Materials provided:
■ ■ ■
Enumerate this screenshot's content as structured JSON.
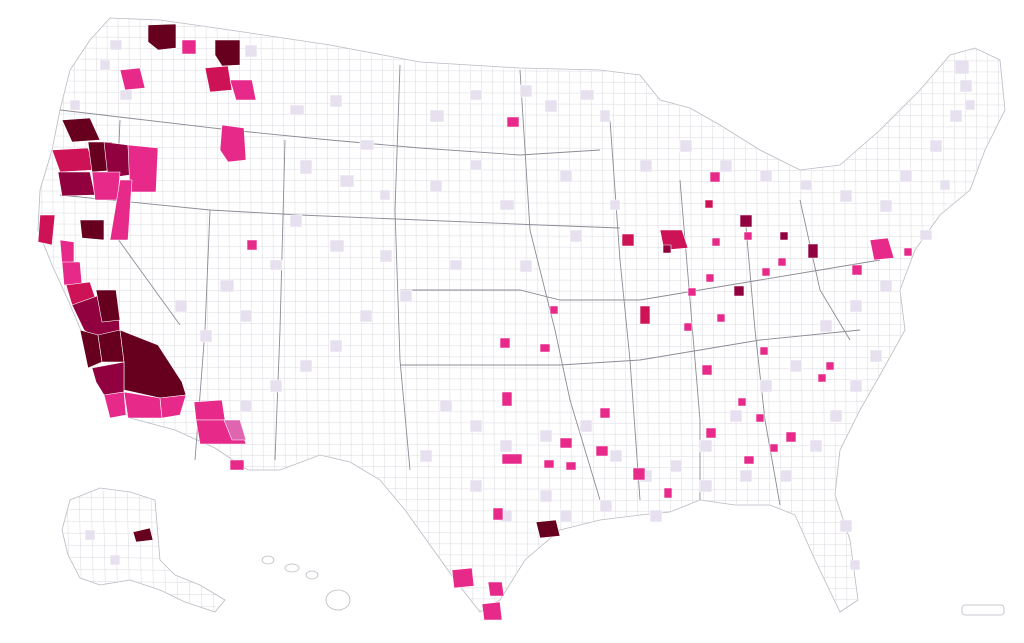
{
  "map": {
    "kind": "US county choropleth",
    "palette": {
      "level_0": "#ffffff",
      "level_1": "#e7e1ef",
      "level_2": "#df65b0",
      "level_3": "#e7298a",
      "level_4": "#ce1256",
      "level_5": "#91003f",
      "level_6": "#67001f",
      "border": "#b9b9c4",
      "state_border": "#8c8c96"
    },
    "legend": null,
    "annotations": []
  }
}
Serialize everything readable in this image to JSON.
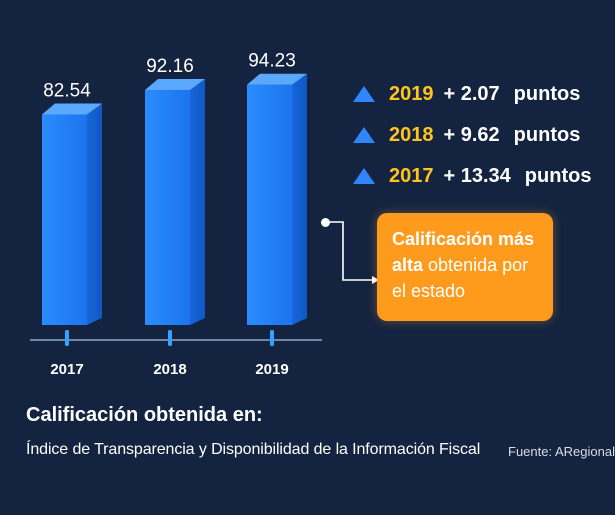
{
  "chart_data": {
    "type": "bar",
    "categories": [
      "2017",
      "2018",
      "2019"
    ],
    "values": [
      82.54,
      92.16,
      94.23
    ],
    "value_labels": [
      "82.54",
      "92.16",
      "94.23"
    ],
    "ylim": [
      0,
      100
    ],
    "grid": false,
    "bar_color": "#1f7bf0"
  },
  "legend": {
    "items": [
      {
        "year": "2019",
        "delta": "+ 2.07",
        "unit": "puntos"
      },
      {
        "year": "2018",
        "delta": "+ 9.62",
        "unit": "puntos"
      },
      {
        "year": "2017",
        "delta": "+ 13.34",
        "unit": "puntos"
      }
    ],
    "icon": "triangle-up-icon"
  },
  "callout": {
    "bold1": "Calificación más",
    "bold2": "alta",
    "rest": " obtenida por",
    "line3": "el estado"
  },
  "footer": {
    "title": "Calificación obtenida en:",
    "subtitle": "Índice de Transparencia y Disponibilidad de la Información Fiscal",
    "source": "Fuente: ARegional"
  },
  "colors": {
    "background": "#14233f",
    "accent_yellow": "#ffc51e",
    "callout_orange": "#ff9b1c",
    "triangle_blue": "#2f86ff"
  }
}
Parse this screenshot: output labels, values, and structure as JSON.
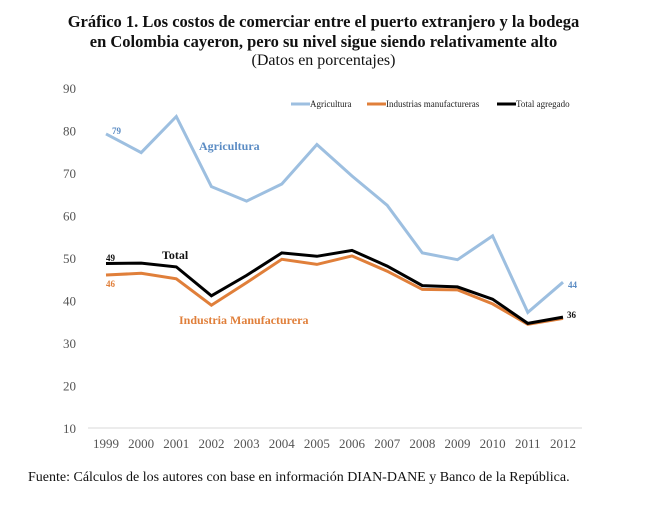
{
  "chart_data": {
    "type": "line",
    "title_line1": "Gráfico 1. Los costos de comerciar entre el puerto extranjero y la bodega",
    "title_line2": "en Colombia cayeron, pero su nivel sigue siendo relativamente alto",
    "subtitle": "(Datos en porcentajes)",
    "source": "Fuente: Cálculos de los autores con base en información DIAN-DANE y Banco de la República.",
    "xlabel": "",
    "ylabel": "",
    "ylim": [
      10,
      90
    ],
    "yticks": [
      10,
      20,
      30,
      40,
      50,
      60,
      70,
      80,
      90
    ],
    "x": [
      "1999",
      "2000",
      "2001",
      "2002",
      "2003",
      "2004",
      "2005",
      "2006",
      "2007",
      "2008",
      "2009",
      "2010",
      "2011",
      "2012"
    ],
    "grid": false,
    "legend_position": "top-right",
    "series": [
      {
        "name": "Agricultura",
        "color": "#9dbfe0",
        "label_color": "#5b8cc4",
        "values": [
          79.2,
          74.8,
          83.3,
          66.8,
          63.4,
          67.4,
          76.7,
          69.3,
          62.4,
          51.2,
          49.6,
          55.2,
          37.2,
          44.3
        ],
        "annotation": "Agricultura",
        "start_label": "79",
        "end_label": "44"
      },
      {
        "name": "Industrias manufactureras",
        "color": "#e07f3a",
        "label_color": "#e07f3a",
        "values": [
          46.0,
          46.4,
          45.1,
          38.9,
          44.2,
          49.7,
          48.5,
          50.5,
          46.9,
          42.6,
          42.5,
          39.2,
          34.4,
          35.8
        ],
        "annotation": "Industria Manufacturera",
        "start_label": "46",
        "end_label": ""
      },
      {
        "name": "Total agregado",
        "color": "#000000",
        "label_color": "#111111",
        "values": [
          48.7,
          48.8,
          47.9,
          41.1,
          45.9,
          51.2,
          50.4,
          51.8,
          48.1,
          43.5,
          43.2,
          40.3,
          34.6,
          36.1
        ],
        "annotation": "Total",
        "start_label": "49",
        "end_label": "36"
      }
    ]
  }
}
■ ■ ■
What is expected: All the records need to be repeated exactly, with the images dropped.

Task answer:
Enumerate this screenshot's content as structured JSON.
{
  "map": {
    "kind": "US county choropleth",
    "palette": {
      "level_0": "#ffffff",
      "level_1": "#e7e1ef",
      "level_2": "#df65b0",
      "level_3": "#e7298a",
      "level_4": "#ce1256",
      "level_5": "#91003f",
      "level_6": "#67001f",
      "border": "#b9b9c4",
      "state_border": "#8c8c96"
    },
    "legend": null,
    "annotations": []
  }
}
Serialize everything readable in this image to JSON.
{
  "chart_data": {
    "type": "bar",
    "categories": [
      "2017",
      "2018",
      "2019"
    ],
    "values": [
      82.54,
      92.16,
      94.23
    ],
    "value_labels": [
      "82.54",
      "92.16",
      "94.23"
    ],
    "ylim": [
      0,
      100
    ],
    "grid": false,
    "bar_color": "#1f7bf0"
  },
  "legend": {
    "items": [
      {
        "year": "2019",
        "delta": "+ 2.07",
        "unit": "puntos"
      },
      {
        "year": "2018",
        "delta": "+ 9.62",
        "unit": "puntos"
      },
      {
        "year": "2017",
        "delta": "+ 13.34",
        "unit": "puntos"
      }
    ],
    "icon": "triangle-up-icon"
  },
  "callout": {
    "bold1": "Calificación más",
    "bold2": "alta",
    "rest": " obtenida por",
    "line3": "el estado"
  },
  "footer": {
    "title": "Calificación obtenida en:",
    "subtitle": "Índice de Transparencia y Disponibilidad de la Información Fiscal",
    "source": "Fuente: ARegional"
  },
  "colors": {
    "background": "#14233f",
    "accent_yellow": "#ffc51e",
    "callout_orange": "#ff9b1c",
    "triangle_blue": "#2f86ff"
  }
}
Parse this screenshot: output labels, values, and structure as JSON.
{
  "chart_data": {
    "type": "line",
    "title_line1": "Gráfico 1. Los costos de comerciar entre el puerto extranjero y la bodega",
    "title_line2": "en Colombia cayeron, pero su nivel sigue siendo relativamente alto",
    "subtitle": "(Datos en porcentajes)",
    "source": "Fuente: Cálculos de los autores con base en información DIAN-DANE y Banco de la República.",
    "xlabel": "",
    "ylabel": "",
    "ylim": [
      10,
      90
    ],
    "yticks": [
      10,
      20,
      30,
      40,
      50,
      60,
      70,
      80,
      90
    ],
    "x": [
      "1999",
      "2000",
      "2001",
      "2002",
      "2003",
      "2004",
      "2005",
      "2006",
      "2007",
      "2008",
      "2009",
      "2010",
      "2011",
      "2012"
    ],
    "grid": false,
    "legend_position": "top-right",
    "series": [
      {
        "name": "Agricultura",
        "color": "#9dbfe0",
        "label_color": "#5b8cc4",
        "values": [
          79.2,
          74.8,
          83.3,
          66.8,
          63.4,
          67.4,
          76.7,
          69.3,
          62.4,
          51.2,
          49.6,
          55.2,
          37.2,
          44.3
        ],
        "annotation": "Agricultura",
        "start_label": "79",
        "end_label": "44"
      },
      {
        "name": "Industrias manufactureras",
        "color": "#e07f3a",
        "label_color": "#e07f3a",
        "values": [
          46.0,
          46.4,
          45.1,
          38.9,
          44.2,
          49.7,
          48.5,
          50.5,
          46.9,
          42.6,
          42.5,
          39.2,
          34.4,
          35.8
        ],
        "annotation": "Industria Manufacturera",
        "start_label": "46",
        "end_label": ""
      },
      {
        "name": "Total agregado",
        "color": "#000000",
        "label_color": "#111111",
        "values": [
          48.7,
          48.8,
          47.9,
          41.1,
          45.9,
          51.2,
          50.4,
          51.8,
          48.1,
          43.5,
          43.2,
          40.3,
          34.6,
          36.1
        ],
        "annotation": "Total",
        "start_label": "49",
        "end_label": "36"
      }
    ]
  }
}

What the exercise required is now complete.